(Layout annotation records)
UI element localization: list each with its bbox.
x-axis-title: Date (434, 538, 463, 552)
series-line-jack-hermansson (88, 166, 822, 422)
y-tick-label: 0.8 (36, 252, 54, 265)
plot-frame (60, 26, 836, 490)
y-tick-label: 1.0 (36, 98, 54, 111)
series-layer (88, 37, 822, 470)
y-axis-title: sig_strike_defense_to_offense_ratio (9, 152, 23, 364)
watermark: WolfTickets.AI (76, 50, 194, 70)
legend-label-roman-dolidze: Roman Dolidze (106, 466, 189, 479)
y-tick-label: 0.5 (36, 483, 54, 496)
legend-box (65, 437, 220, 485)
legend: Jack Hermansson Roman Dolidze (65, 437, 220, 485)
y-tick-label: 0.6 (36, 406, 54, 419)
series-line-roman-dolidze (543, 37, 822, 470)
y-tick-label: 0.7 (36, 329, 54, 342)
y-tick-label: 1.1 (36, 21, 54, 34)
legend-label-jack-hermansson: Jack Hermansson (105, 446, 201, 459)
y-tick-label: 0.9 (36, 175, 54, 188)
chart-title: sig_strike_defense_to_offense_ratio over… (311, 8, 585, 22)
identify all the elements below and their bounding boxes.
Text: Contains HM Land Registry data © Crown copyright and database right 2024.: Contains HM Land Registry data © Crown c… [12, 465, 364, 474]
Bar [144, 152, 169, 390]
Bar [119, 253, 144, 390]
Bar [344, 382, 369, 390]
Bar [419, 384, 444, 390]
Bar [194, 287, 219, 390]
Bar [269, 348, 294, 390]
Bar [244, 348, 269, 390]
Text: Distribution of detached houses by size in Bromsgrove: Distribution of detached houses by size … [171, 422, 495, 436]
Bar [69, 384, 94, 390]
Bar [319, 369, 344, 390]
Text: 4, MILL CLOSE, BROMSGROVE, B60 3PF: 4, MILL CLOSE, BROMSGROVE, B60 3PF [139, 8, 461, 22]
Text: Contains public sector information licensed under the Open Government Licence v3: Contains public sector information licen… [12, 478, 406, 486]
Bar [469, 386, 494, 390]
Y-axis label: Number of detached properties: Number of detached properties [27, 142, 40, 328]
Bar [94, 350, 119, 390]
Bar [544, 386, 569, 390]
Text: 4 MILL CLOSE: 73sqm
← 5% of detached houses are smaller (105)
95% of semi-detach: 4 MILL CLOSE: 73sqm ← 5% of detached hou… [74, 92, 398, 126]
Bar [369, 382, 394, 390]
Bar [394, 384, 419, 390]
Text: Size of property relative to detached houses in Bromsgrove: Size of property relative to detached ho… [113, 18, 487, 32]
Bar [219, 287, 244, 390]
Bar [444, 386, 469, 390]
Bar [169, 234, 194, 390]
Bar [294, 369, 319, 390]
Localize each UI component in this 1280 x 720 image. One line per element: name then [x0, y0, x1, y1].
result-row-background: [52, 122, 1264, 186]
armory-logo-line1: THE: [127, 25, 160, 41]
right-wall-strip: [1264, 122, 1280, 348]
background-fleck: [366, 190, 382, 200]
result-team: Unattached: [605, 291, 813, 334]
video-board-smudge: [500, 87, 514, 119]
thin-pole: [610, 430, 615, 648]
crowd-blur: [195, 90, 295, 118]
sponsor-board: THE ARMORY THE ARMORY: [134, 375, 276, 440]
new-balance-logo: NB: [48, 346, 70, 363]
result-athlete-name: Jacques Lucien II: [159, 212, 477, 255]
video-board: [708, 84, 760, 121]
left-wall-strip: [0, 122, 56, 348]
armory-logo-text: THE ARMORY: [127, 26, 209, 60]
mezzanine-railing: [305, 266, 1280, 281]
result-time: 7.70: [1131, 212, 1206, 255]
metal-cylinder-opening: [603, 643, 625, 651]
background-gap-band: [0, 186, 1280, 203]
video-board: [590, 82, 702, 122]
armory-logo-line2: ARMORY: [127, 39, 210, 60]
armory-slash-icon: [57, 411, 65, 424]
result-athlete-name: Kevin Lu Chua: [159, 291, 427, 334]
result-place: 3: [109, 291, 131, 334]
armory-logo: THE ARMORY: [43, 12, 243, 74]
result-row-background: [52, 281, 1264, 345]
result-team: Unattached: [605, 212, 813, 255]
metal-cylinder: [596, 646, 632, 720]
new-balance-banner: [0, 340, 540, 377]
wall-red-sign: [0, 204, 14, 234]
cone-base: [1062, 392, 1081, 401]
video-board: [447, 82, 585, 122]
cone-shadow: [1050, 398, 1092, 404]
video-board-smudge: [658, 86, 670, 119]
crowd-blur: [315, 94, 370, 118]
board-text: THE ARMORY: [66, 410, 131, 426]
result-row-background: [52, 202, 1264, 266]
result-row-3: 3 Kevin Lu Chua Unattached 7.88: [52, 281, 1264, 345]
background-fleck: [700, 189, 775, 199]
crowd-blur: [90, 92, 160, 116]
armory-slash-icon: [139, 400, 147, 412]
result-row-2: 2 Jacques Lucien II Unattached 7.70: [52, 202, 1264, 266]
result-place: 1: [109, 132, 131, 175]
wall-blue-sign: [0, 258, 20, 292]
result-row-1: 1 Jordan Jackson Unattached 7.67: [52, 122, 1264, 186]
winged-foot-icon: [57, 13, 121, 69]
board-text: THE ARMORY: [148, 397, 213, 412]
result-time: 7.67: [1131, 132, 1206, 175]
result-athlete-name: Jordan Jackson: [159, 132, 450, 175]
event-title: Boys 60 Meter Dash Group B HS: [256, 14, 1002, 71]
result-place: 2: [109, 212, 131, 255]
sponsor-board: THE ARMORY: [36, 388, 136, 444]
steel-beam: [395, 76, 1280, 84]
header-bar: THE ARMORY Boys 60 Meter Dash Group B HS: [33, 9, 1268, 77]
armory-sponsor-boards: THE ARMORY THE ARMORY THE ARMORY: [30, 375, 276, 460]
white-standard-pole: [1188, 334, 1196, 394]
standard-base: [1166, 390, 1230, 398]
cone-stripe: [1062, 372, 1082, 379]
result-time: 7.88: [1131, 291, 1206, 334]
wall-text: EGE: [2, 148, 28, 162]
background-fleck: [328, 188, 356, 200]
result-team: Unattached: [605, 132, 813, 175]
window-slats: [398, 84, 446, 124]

SHORT PROBLEM: Turn every line of the listing above into a numbered list, skipping any blank lines.

WRITTEN ANSWER:
1. UI element localization: list each with its bbox.
2. x-axis-title: Date (434, 538, 463, 552)
3. series-line-jack-hermansson (88, 166, 822, 422)
4. y-tick-label: 0.8 (36, 252, 54, 265)
5. plot-frame (60, 26, 836, 490)
6. y-tick-label: 1.0 (36, 98, 54, 111)
7. series-layer (88, 37, 822, 470)
8. y-axis-title: sig_strike_defense_to_offense_ratio (9, 152, 23, 364)
9. watermark: WolfTickets.AI (76, 50, 194, 70)
10. legend-label-roman-dolidze: Roman Dolidze (106, 466, 189, 479)
11. y-tick-label: 0.5 (36, 483, 54, 496)
12. legend-box (65, 437, 220, 485)
13. legend: Jack Hermansson Roman Dolidze (65, 437, 220, 485)
14. y-tick-label: 0.6 (36, 406, 54, 419)
15. series-line-roman-dolidze (543, 37, 822, 470)
16. y-tick-label: 0.7 (36, 329, 54, 342)
17. y-tick-label: 1.1 (36, 21, 54, 34)
18. legend-label-jack-hermansson: Jack Hermansson (105, 446, 201, 459)
19. y-tick-label: 0.9 (36, 175, 54, 188)
20. chart-title: sig_strike_defense_to_offense_ratio over… (311, 8, 585, 22)
21. identify all the elements below and their bounding boxes.
22. Text: Contains HM Land Registry data © Crown copyright and database right 2024.: Contains HM Land Registry data © Crown c… [12, 465, 364, 474]
23. Bar [144, 152, 169, 390]
24. Bar [119, 253, 144, 390]
25. Bar [344, 382, 369, 390]
26. Bar [419, 384, 444, 390]
27. Bar [194, 287, 219, 390]
28. Bar [269, 348, 294, 390]
29. Bar [244, 348, 269, 390]
30. Text: Distribution of detached houses by size in Bromsgrove: Distribution of detached houses by size … [171, 422, 495, 436]
31. Bar [69, 384, 94, 390]
32. Bar [319, 369, 344, 390]
33. Text: 4, MILL CLOSE, BROMSGROVE, B60 3PF: 4, MILL CLOSE, BROMSGROVE, B60 3PF [139, 8, 461, 22]
34. Text: Contains public sector information licensed under the Open Government Licence v3: Contains public sector information licen… [12, 478, 406, 486]
35. Bar [469, 386, 494, 390]
36. Y-axis label: Number of detached properties: Number of detached properties [27, 142, 40, 328]
37. Bar [94, 350, 119, 390]
38. Bar [544, 386, 569, 390]
39. Text: 4 MILL CLOSE: 73sqm
40. ← 5% of detached houses are smaller (105)
41. 95% of semi-detach: 4 MILL CLOSE: 73sqm ← 5% of detached hou… [74, 92, 398, 126]
42. Bar [369, 382, 394, 390]
43. Bar [394, 384, 419, 390]
44. Text: Size of property relative to detached houses in Bromsgrove: Size of property relative to detached ho… [113, 18, 487, 32]
45. Bar [219, 287, 244, 390]
46. Bar [444, 386, 469, 390]
47. Bar [169, 234, 194, 390]
48. Bar [294, 369, 319, 390]
49. Localize each UI component in this 1280 x 720 image. One line per element: name then [x0, y0, x1, y1].
50. result-row-background: [52, 122, 1264, 186]
51. armory-logo-line1: THE: [127, 25, 160, 41]
52. right-wall-strip: [1264, 122, 1280, 348]
53. background-fleck: [366, 190, 382, 200]
54. result-team: Unattached: [605, 291, 813, 334]
55. video-board-smudge: [500, 87, 514, 119]
56. thin-pole: [610, 430, 615, 648]
57. crowd-blur: [195, 90, 295, 118]
58. sponsor-board: THE ARMORY THE ARMORY: [134, 375, 276, 440]
59. new-balance-logo: NB: [48, 346, 70, 363]
60. result-athlete-name: Jacques Lucien II: [159, 212, 477, 255]
61. video-board: [708, 84, 760, 121]
62. left-wall-strip: [0, 122, 56, 348]
63. armory-logo-text: THE ARMORY: [127, 26, 209, 60]
64. mezzanine-railing: [305, 266, 1280, 281]
65. result-time: 7.70: [1131, 212, 1206, 255]
66. metal-cylinder-opening: [603, 643, 625, 651]
67. background-gap-band: [0, 186, 1280, 203]
68. video-board: [590, 82, 702, 122]
69. armory-logo-line2: ARMORY: [127, 39, 210, 60]
70. armory-slash-icon: [57, 411, 65, 424]
71. result-athlete-name: Kevin Lu Chua: [159, 291, 427, 334]
72. result-place: 3: [109, 291, 131, 334]
73. armory-logo: THE ARMORY: [43, 12, 243, 74]
74. result-row-background: [52, 281, 1264, 345]
75. result-team: Unattached: [605, 212, 813, 255]
76. metal-cylinder: [596, 646, 632, 720]
77. new-balance-banner: [0, 340, 540, 377]
78. wall-red-sign: [0, 204, 14, 234]
79. cone-base: [1062, 392, 1081, 401]
80. video-board: [447, 82, 585, 122]
81. cone-shadow: [1050, 398, 1092, 404]
82. video-board-smudge: [658, 86, 670, 119]
83. crowd-blur: [315, 94, 370, 118]
84. board-text: THE ARMORY: [66, 410, 131, 426]
85. result-row-background: [52, 202, 1264, 266]
86. result-row-3: 3 Kevin Lu Chua Unattached 7.88: [52, 281, 1264, 345]
87. background-fleck: [700, 189, 775, 199]
88. crowd-blur: [90, 92, 160, 116]
89. armory-slash-icon: [139, 400, 147, 412]
90. result-row-2: 2 Jacques Lucien II Unattached 7.70: [52, 202, 1264, 266]
91. result-place: 1: [109, 132, 131, 175]
92. wall-blue-sign: [0, 258, 20, 292]
93. result-row-1: 1 Jordan Jackson Unattached 7.67: [52, 122, 1264, 186]
94. winged-foot-icon: [57, 13, 121, 69]
95. board-text: THE ARMORY: [148, 397, 213, 412]
96. result-time: 7.67: [1131, 132, 1206, 175]
97. result-athlete-name: Jordan Jackson: [159, 132, 450, 175]
98. event-title: Boys 60 Meter Dash Group B HS: [256, 14, 1002, 71]
99. result-place: 2: [109, 212, 131, 255]
100. sponsor-board: THE ARMORY: [36, 388, 136, 444]
101. steel-beam: [395, 76, 1280, 84]
102. header-bar: THE ARMORY Boys 60 Meter Dash Group B HS: [33, 9, 1268, 77]
103. armory-sponsor-boards: THE ARMORY THE ARMORY THE ARMORY: [30, 375, 276, 460]
104. white-standard-pole: [1188, 334, 1196, 394]
105. standard-base: [1166, 390, 1230, 398]
106. cone-stripe: [1062, 372, 1082, 379]
107. result-time: 7.88: [1131, 291, 1206, 334]
108. wall-text: EGE: [2, 148, 28, 162]
109. background-fleck: [328, 188, 356, 200]
110. result-team: Unattached: [605, 132, 813, 175]
111. window-slats: [398, 84, 446, 124]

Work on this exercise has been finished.